SUPPLIED RECORDS –
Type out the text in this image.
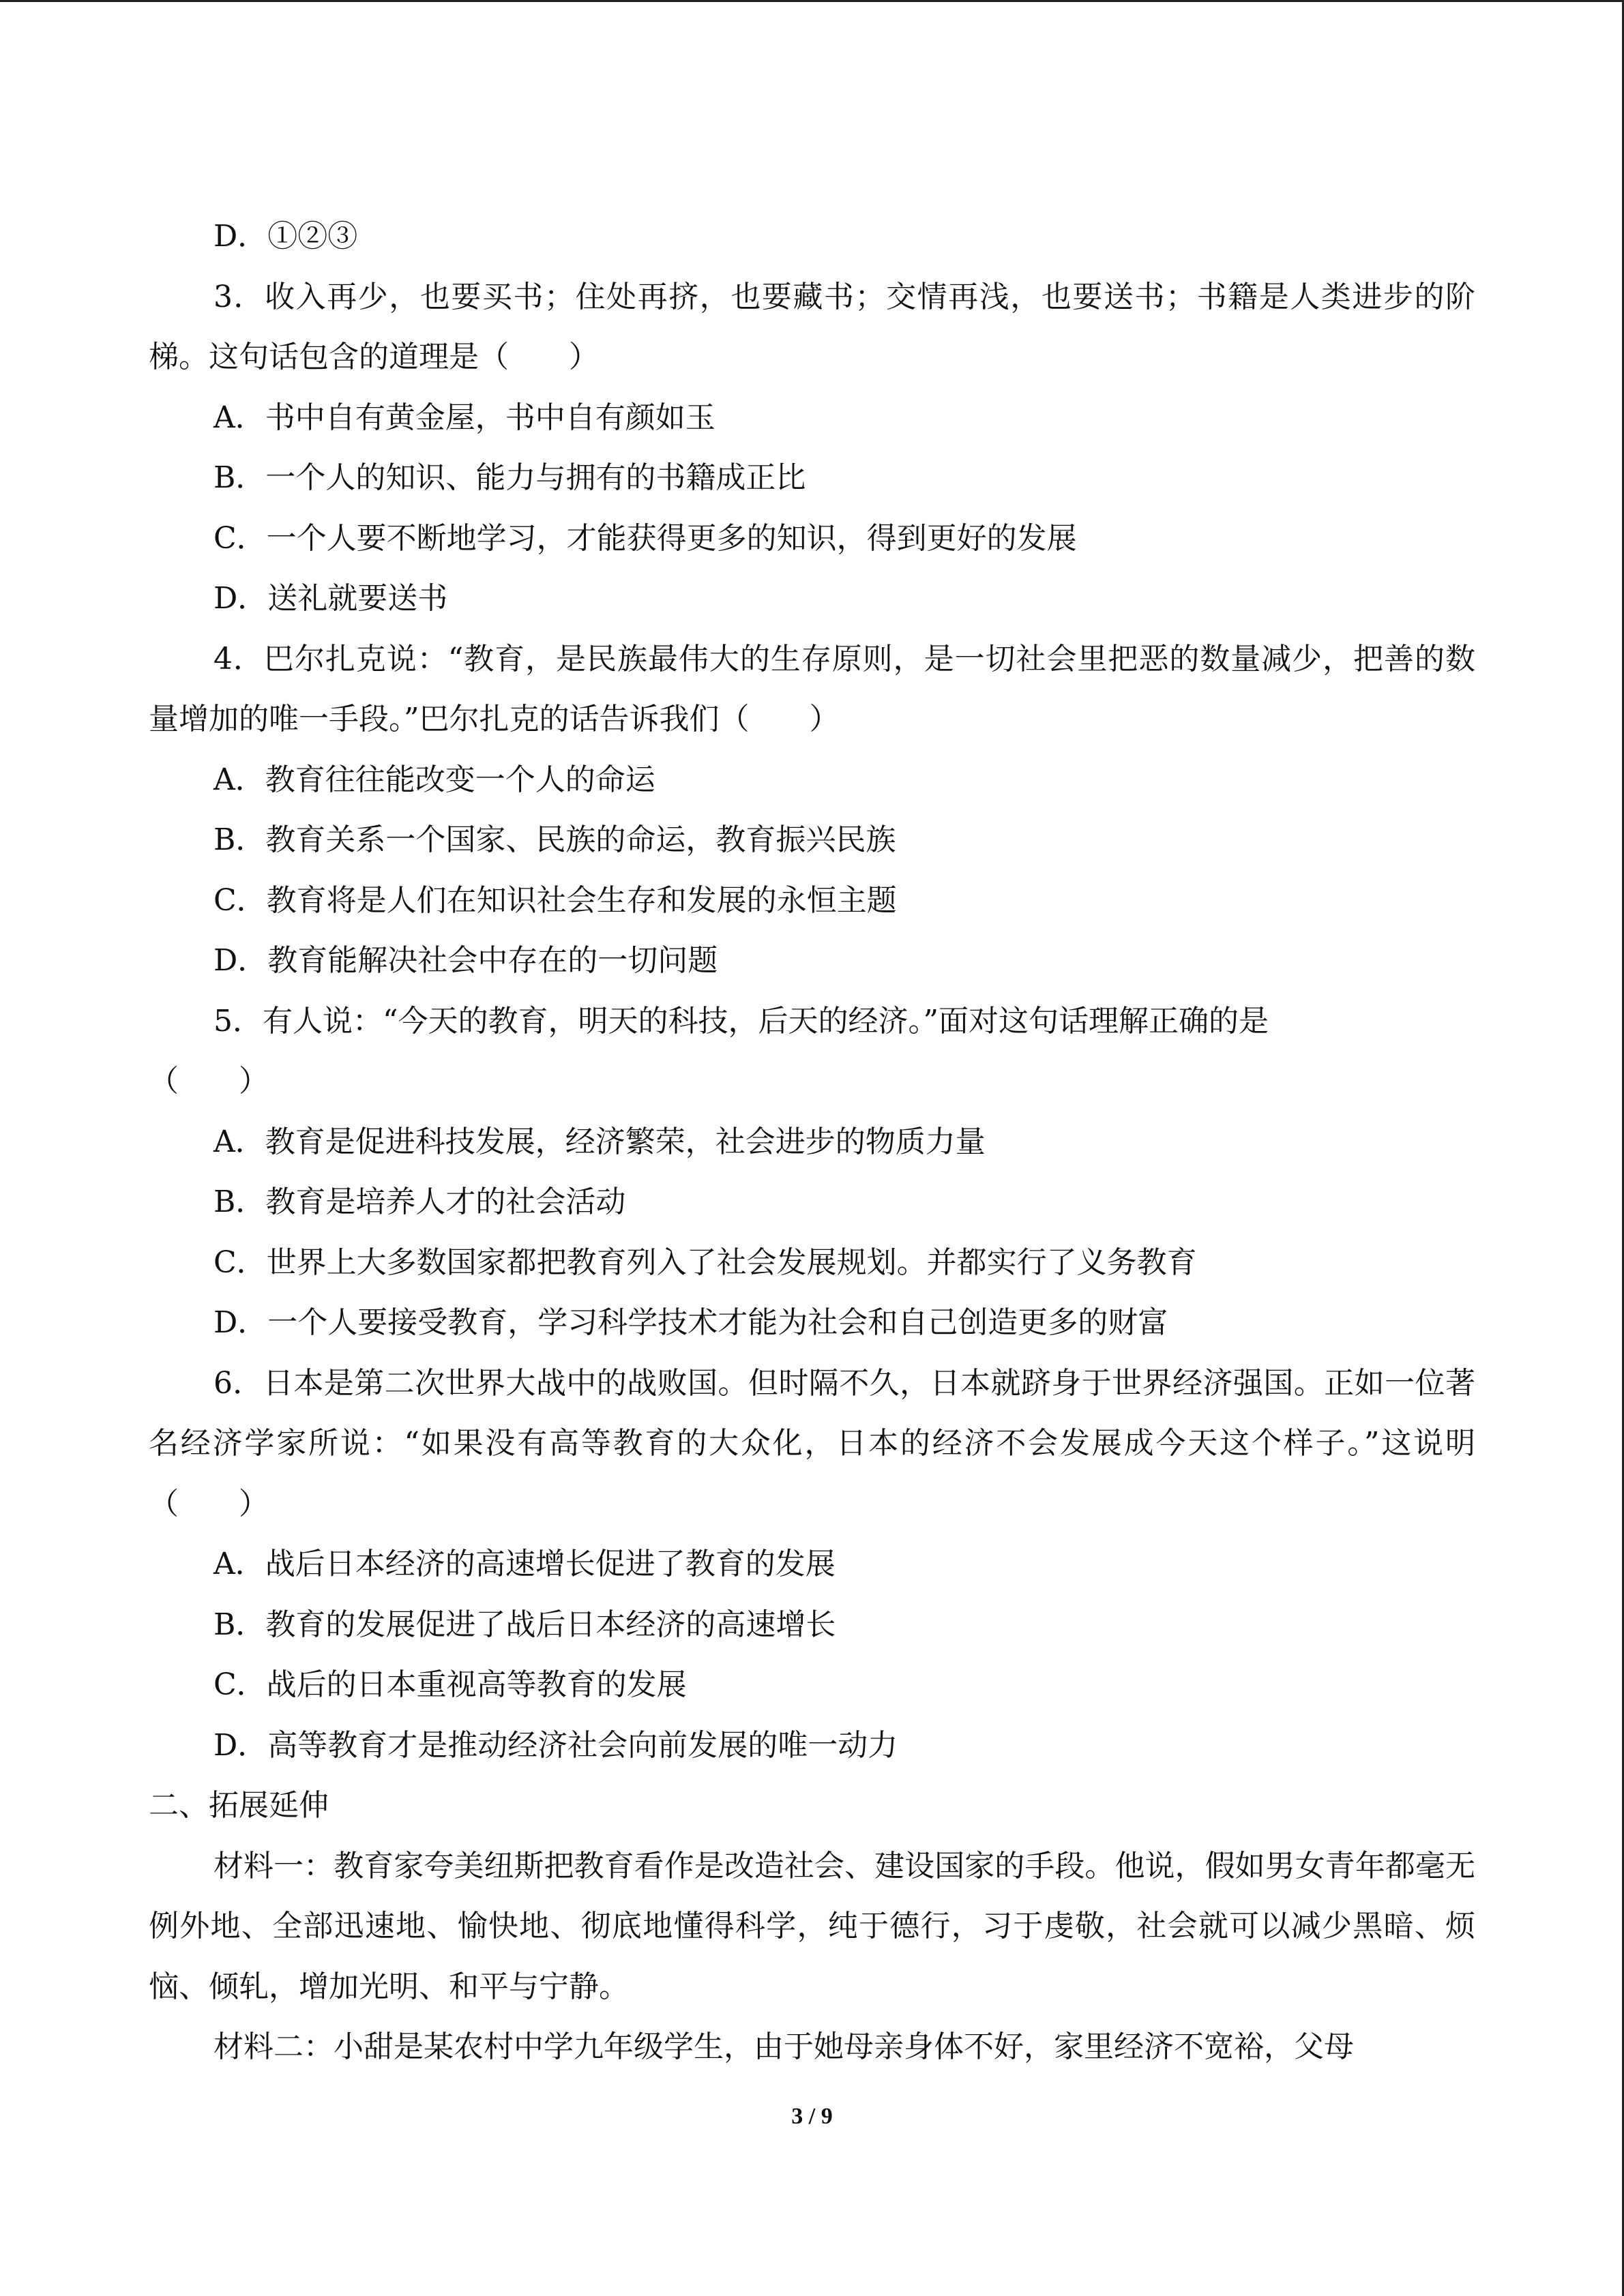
D．①②③
3．收入再少，也要买书；住处再挤，也要藏书；交情再浅，也要送书；书籍是人类进步的阶梯。这句话包含的道理是（　　）
A．书中自有黄金屋，书中自有颜如玉
B．一个人的知识、能力与拥有的书籍成正比
C．一个人要不断地学习，才能获得更多的知识，得到更好的发展
D．送礼就要送书
4．巴尔扎克说：“教育，是民族最伟大的生存原则，是一切社会里把恶的数量减少，把善的数量增加的唯一手段。”巴尔扎克的话告诉我们（　　）
A．教育往往能改变一个人的命运
B．教育关系一个国家、民族的命运，教育振兴民族
C．教育将是人们在知识社会生存和发展的永恒主题
D．教育能解决社会中存在的一切问题
5．有人说：“今天的教育，明天的科技，后天的经济。”面对这句话理解正确的是
（　　）
A．教育是促进科技发展，经济繁荣，社会进步的物质力量
B．教育是培养人才的社会活动
C．世界上大多数国家都把教育列入了社会发展规划。并都实行了义务教育
D．一个人要接受教育，学习科学技术才能为社会和自己创造更多的财富
6．日本是第二次世界大战中的战败国。但时隔不久，日本就跻身于世界经济强国。正如一位著名经济学家所说：“如果没有高等教育的大众化，日本的经济不会发展成今天这个样子。”这说明（　　）
A．战后日本经济的高速增长促进了教育的发展
B．教育的发展促进了战后日本经济的高速增长
C．战后的日本重视高等教育的发展
D．高等教育才是推动经济社会向前发展的唯一动力
二、拓展延伸
材料一：教育家夸美纽斯把教育看作是改造社会、建设国家的手段。他说，假如男女青年都毫无例外地、全部迅速地、愉快地、彻底地懂得科学，纯于德行，习于虔敬，社会就可以减少黑暗、烦恼、倾轧，增加光明、和平与宁静。
材料二：小甜是某农村中学九年级学生，由于她母亲身体不好，家里经济不宽裕，父母
3 / 9
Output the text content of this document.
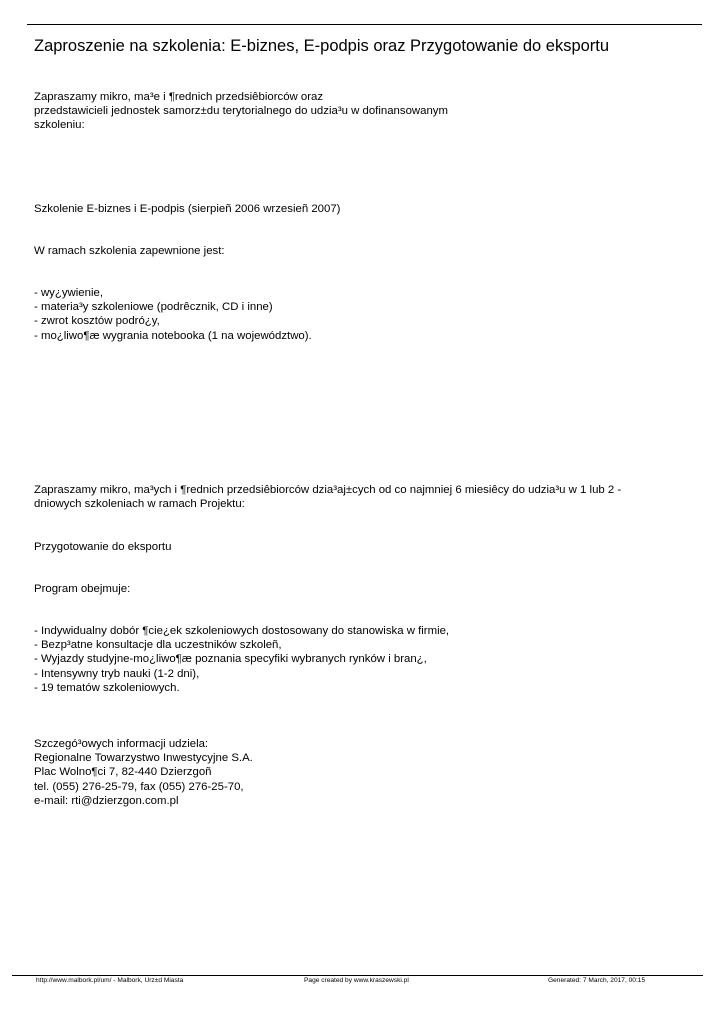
Zaproszenie na szkolenia: E-biznes, E-podpis oraz Przygotowanie do eksportu
Zapraszamy mikro, ma³e i ¶rednich przedsiêbiorców oraz
przedstawicieli jednostek samorz±du terytorialnego do udzia³u w dofinansowanym
szkoleniu:
Szkolenie E-biznes i E-podpis (sierpieñ 2006 wrzesieñ 2007)
W ramach szkolenia zapewnione jest:
- wy¿ywienie,
- materia³y szkoleniowe (podrêcznik, CD i inne)
- zwrot kosztów podró¿y,
- mo¿liwo¶æ wygrania notebooka (1 na województwo).
Zapraszamy mikro, ma³ych i ¶rednich przedsiêbiorców dzia³aj±cych od co najmniej 6 miesiêcy do udzia³u w 1 lub 2 -
dniowych szkoleniach w ramach Projektu:
Przygotowanie do eksportu
Program obejmuje:
- Indywidualny dobór ¶cie¿ek szkoleniowych dostosowany do stanowiska w firmie,
- Bezp³atne konsultacje dla uczestników szkoleñ,
- Wyjazdy studyjne-mo¿liwo¶æ poznania specyfiki wybranych rynków i bran¿,
- Intensywny tryb nauki (1-2 dni),
- 19 tematów szkoleniowych.
Szczegó³owych informacji udziela:
Regionalne Towarzystwo Inwestycyjne S.A.
Plac Wolno¶ci 7, 82-440 Dzierzgoñ
tel. (055) 276-25-79, fax (055) 276-25-70,
e-mail: rti@dzierzgon.com.pl
http://www.malbork.pl/um/ - Malbork, Urz±d Miasta	Page created by www.kraszewski.pl	Generated: 7 March, 2017, 00:15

AIM –
From the entries above, copy each line holding "ramach".

TASK OUTPUT –
W ramach szkolenia zapewnione jest:
dniowych szkoleniach w ramach Projektu:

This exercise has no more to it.